Written task — Below you will find a set of lines. Repeat them all exactly.

Dataset excerpts —
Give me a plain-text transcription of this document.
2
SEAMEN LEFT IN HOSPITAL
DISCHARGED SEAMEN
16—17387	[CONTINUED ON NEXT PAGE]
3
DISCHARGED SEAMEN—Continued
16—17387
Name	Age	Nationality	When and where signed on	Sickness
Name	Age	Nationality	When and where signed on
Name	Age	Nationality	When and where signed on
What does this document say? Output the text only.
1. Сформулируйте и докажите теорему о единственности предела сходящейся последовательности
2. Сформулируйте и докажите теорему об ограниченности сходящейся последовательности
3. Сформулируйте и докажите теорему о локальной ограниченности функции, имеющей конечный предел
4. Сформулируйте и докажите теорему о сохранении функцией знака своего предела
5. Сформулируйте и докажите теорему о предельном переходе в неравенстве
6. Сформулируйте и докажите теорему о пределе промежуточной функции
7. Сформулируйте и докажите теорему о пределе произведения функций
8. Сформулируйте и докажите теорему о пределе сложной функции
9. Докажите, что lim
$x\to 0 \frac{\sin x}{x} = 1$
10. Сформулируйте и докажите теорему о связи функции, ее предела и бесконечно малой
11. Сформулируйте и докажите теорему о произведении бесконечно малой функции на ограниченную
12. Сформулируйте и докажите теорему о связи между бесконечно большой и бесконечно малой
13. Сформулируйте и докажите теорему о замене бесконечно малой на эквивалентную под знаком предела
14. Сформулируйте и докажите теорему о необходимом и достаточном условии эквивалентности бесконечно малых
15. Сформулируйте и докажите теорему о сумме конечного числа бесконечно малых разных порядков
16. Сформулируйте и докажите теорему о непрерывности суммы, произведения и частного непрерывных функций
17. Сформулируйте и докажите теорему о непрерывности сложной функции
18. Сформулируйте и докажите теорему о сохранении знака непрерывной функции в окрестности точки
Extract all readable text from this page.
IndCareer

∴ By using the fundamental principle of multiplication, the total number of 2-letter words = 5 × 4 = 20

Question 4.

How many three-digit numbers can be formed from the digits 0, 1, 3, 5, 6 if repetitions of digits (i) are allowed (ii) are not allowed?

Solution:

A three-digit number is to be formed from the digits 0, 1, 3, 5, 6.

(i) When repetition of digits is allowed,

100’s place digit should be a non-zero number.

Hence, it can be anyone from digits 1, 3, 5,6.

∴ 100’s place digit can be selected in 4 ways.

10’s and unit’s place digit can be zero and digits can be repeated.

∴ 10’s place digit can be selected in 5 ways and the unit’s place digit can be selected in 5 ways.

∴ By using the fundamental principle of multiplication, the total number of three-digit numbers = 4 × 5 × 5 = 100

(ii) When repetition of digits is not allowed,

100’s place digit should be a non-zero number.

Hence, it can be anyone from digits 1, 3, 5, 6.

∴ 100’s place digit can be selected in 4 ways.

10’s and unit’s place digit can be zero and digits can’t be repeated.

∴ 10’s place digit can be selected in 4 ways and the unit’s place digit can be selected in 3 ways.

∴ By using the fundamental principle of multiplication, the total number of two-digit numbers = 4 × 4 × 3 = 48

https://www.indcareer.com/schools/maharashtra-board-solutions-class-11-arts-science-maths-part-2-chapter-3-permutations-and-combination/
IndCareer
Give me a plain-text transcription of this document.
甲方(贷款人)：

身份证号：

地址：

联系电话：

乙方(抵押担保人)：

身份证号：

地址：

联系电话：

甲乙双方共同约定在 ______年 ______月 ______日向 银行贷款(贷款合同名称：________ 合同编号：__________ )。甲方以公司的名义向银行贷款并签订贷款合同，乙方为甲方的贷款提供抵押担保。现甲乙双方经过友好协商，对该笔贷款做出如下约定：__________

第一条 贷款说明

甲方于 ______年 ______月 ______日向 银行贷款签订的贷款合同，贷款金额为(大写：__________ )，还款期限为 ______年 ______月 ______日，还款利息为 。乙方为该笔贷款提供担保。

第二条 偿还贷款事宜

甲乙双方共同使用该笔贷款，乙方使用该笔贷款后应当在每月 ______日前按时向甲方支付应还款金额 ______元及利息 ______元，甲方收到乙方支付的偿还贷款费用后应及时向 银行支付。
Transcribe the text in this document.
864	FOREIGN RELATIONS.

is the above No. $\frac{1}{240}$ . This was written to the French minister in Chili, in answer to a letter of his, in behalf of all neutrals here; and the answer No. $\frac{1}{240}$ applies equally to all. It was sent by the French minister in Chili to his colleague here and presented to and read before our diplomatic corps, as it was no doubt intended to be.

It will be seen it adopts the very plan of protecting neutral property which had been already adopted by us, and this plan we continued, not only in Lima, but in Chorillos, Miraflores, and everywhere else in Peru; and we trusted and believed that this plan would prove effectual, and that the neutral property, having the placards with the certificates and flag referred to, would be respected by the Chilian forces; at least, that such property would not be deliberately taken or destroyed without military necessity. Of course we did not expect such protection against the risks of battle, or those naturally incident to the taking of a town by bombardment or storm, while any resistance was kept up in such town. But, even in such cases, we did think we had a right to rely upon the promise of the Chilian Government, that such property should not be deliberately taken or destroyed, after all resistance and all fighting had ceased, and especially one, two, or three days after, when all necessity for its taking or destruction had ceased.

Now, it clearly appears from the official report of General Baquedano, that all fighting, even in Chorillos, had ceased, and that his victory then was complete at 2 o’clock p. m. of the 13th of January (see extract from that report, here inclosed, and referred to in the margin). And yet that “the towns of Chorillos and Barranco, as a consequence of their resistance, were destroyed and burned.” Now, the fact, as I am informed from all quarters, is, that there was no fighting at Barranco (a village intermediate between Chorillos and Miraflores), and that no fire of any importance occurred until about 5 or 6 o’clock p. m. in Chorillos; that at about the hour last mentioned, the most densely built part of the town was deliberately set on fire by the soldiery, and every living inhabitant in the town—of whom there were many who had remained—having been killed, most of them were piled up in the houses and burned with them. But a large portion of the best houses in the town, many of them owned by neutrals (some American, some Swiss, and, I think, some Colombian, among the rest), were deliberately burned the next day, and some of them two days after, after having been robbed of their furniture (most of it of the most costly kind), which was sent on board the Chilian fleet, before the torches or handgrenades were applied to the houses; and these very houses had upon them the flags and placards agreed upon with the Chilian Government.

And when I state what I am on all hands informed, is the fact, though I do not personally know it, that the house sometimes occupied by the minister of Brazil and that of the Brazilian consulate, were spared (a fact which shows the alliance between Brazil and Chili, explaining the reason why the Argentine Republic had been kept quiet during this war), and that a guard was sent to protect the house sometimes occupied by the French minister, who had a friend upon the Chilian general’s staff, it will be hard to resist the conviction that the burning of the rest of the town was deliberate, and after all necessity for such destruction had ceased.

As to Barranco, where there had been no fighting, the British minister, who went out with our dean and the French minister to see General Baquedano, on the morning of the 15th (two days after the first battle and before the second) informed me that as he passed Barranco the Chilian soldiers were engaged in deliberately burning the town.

Solution to the problem —
Give me a plain-text transcription of this document.
2
SEAMEN LEFT IN HOSPITAL
DISCHARGED SEAMEN
16—17387	[CONTINUED ON NEXT PAGE]
3
DISCHARGED SEAMEN—Continued
16—17387
Name	Age	Nationality	When and where signed on	Sickness
Name	Age	Nationality	When and where signed on
Name	Age	Nationality	When and where signed on
What does this document say? Output the text only.
1. Сформулируйте и докажите теорему о единственности предела сходящейся последовательности
2. Сформулируйте и докажите теорему об ограниченности сходящейся последовательности
3. Сформулируйте и докажите теорему о локальной ограниченности функции, имеющей конечный предел
4. Сформулируйте и докажите теорему о сохранении функцией знака своего предела
5. Сформулируйте и докажите теорему о предельном переходе в неравенстве
6. Сформулируйте и докажите теорему о пределе промежуточной функции
7. Сформулируйте и докажите теорему о пределе произведения функций
8. Сформулируйте и докажите теорему о пределе сложной функции
9. Докажите, что lim
$x\to 0 \frac{\sin x}{x} = 1$
10. Сформулируйте и докажите теорему о связи функции, ее предела и бесконечно малой
11. Сформулируйте и докажите теорему о произведении бесконечно малой функции на ограниченную
12. Сформулируйте и докажите теорему о связи между бесконечно большой и бесконечно малой
13. Сформулируйте и докажите теорему о замене бесконечно малой на эквивалентную под знаком предела
14. Сформулируйте и докажите теорему о необходимом и достаточном условии эквивалентности бесконечно малых
15. Сформулируйте и докажите теорему о сумме конечного числа бесконечно малых разных порядков
16. Сформулируйте и докажите теорему о непрерывности суммы, произведения и частного непрерывных функций
17. Сформулируйте и докажите теорему о непрерывности сложной функции
18. Сформулируйте и докажите теорему о сохранении знака непрерывной функции в окрестности точки
Extract all readable text from this page.
IndCareer

∴ By using the fundamental principle of multiplication, the total number of 2-letter words = 5 × 4 = 20

Question 4.

How many three-digit numbers can be formed from the digits 0, 1, 3, 5, 6 if repetitions of digits (i) are allowed (ii) are not allowed?

Solution:

A three-digit number is to be formed from the digits 0, 1, 3, 5, 6.

(i) When repetition of digits is allowed,

100’s place digit should be a non-zero number.

Hence, it can be anyone from digits 1, 3, 5,6.

∴ 100’s place digit can be selected in 4 ways.

10’s and unit’s place digit can be zero and digits can be repeated.

∴ 10’s place digit can be selected in 5 ways and the unit’s place digit can be selected in 5 ways.

∴ By using the fundamental principle of multiplication, the total number of three-digit numbers = 4 × 5 × 5 = 100

(ii) When repetition of digits is not allowed,

100’s place digit should be a non-zero number.

Hence, it can be anyone from digits 1, 3, 5, 6.

∴ 100’s place digit can be selected in 4 ways.

10’s and unit’s place digit can be zero and digits can’t be repeated.

∴ 10’s place digit can be selected in 4 ways and the unit’s place digit can be selected in 3 ways.

∴ By using the fundamental principle of multiplication, the total number of two-digit numbers = 4 × 4 × 3 = 48

https://www.indcareer.com/schools/maharashtra-board-solutions-class-11-arts-science-maths-part-2-chapter-3-permutations-and-combination/
IndCareer
Give me a plain-text transcription of this document.
甲方(贷款人)：

身份证号：

地址：

联系电话：

乙方(抵押担保人)：

身份证号：

地址：

联系电话：

甲乙双方共同约定在 ______年 ______月 ______日向 银行贷款(贷款合同名称：________ 合同编号：__________ )。甲方以公司的名义向银行贷款并签订贷款合同，乙方为甲方的贷款提供抵押担保。现甲乙双方经过友好协商，对该笔贷款做出如下约定：__________

第一条 贷款说明

甲方于 ______年 ______月 ______日向 银行贷款签订的贷款合同，贷款金额为(大写：__________ )，还款期限为 ______年 ______月 ______日，还款利息为 。乙方为该笔贷款提供担保。

第二条 偿还贷款事宜

甲乙双方共同使用该笔贷款，乙方使用该笔贷款后应当在每月 ______日前按时向甲方支付应还款金额 ______元及利息 ______元，甲方收到乙方支付的偿还贷款费用后应及时向 银行支付。
Transcribe the text in this document.
864	FOREIGN RELATIONS.

is the above No. $\frac{1}{240}$ . This was written to the French minister in Chili, in answer to a letter of his, in behalf of all neutrals here; and the answer No. $\frac{1}{240}$ applies equally to all. It was sent by the French minister in Chili to his colleague here and presented to and read before our diplomatic corps, as it was no doubt intended to be.

It will be seen it adopts the very plan of protecting neutral property which had been already adopted by us, and this plan we continued, not only in Lima, but in Chorillos, Miraflores, and everywhere else in Peru; and we trusted and believed that this plan would prove effectual, and that the neutral property, having the placards with the certificates and flag referred to, would be respected by the Chilian forces; at least, that such property would not be deliberately taken or destroyed without military necessity. Of course we did not expect such protection against the risks of battle, or those naturally incident to the taking of a town by bombardment or storm, while any resistance was kept up in such town. But, even in such cases, we did think we had a right to rely upon the promise of the Chilian Government, that such property should not be deliberately taken or destroyed, after all resistance and all fighting had ceased, and especially one, two, or three days after, when all necessity for its taking or destruction had ceased.

Now, it clearly appears from the official report of General Baquedano, that all fighting, even in Chorillos, had ceased, and that his victory then was complete at 2 o’clock p. m. of the 13th of January (see extract from that report, here inclosed, and referred to in the margin). And yet that “the towns of Chorillos and Barranco, as a consequence of their resistance, were destroyed and burned.” Now, the fact, as I am informed from all quarters, is, that there was no fighting at Barranco (a village intermediate between Chorillos and Miraflores), and that no fire of any importance occurred until about 5 or 6 o’clock p. m. in Chorillos; that at about the hour last mentioned, the most densely built part of the town was deliberately set on fire by the soldiery, and every living inhabitant in the town—of whom there were many who had remained—having been killed, most of them were piled up in the houses and burned with them. But a large portion of the best houses in the town, many of them owned by neutrals (some American, some Swiss, and, I think, some Colombian, among the rest), were deliberately burned the next day, and some of them two days after, after having been robbed of their furniture (most of it of the most costly kind), which was sent on board the Chilian fleet, before the torches or handgrenades were applied to the houses; and these very houses had upon them the flags and placards agreed upon with the Chilian Government.

And when I state what I am on all hands informed, is the fact, though I do not personally know it, that the house sometimes occupied by the minister of Brazil and that of the Brazilian consulate, were spared (a fact which shows the alliance between Brazil and Chili, explaining the reason why the Argentine Republic had been kept quiet during this war), and that a guard was sent to protect the house sometimes occupied by the French minister, who had a friend upon the Chilian general’s staff, it will be hard to resist the conviction that the burning of the rest of the town was deliberate, and after all necessity for such destruction had ceased.

As to Barranco, where there had been no fighting, the British minister, who went out with our dean and the French minister to see General Baquedano, on the morning of the 15th (two days after the first battle and before the second) informed me that as he passed Barranco the Chilian soldiers were engaged in deliberately burning the town.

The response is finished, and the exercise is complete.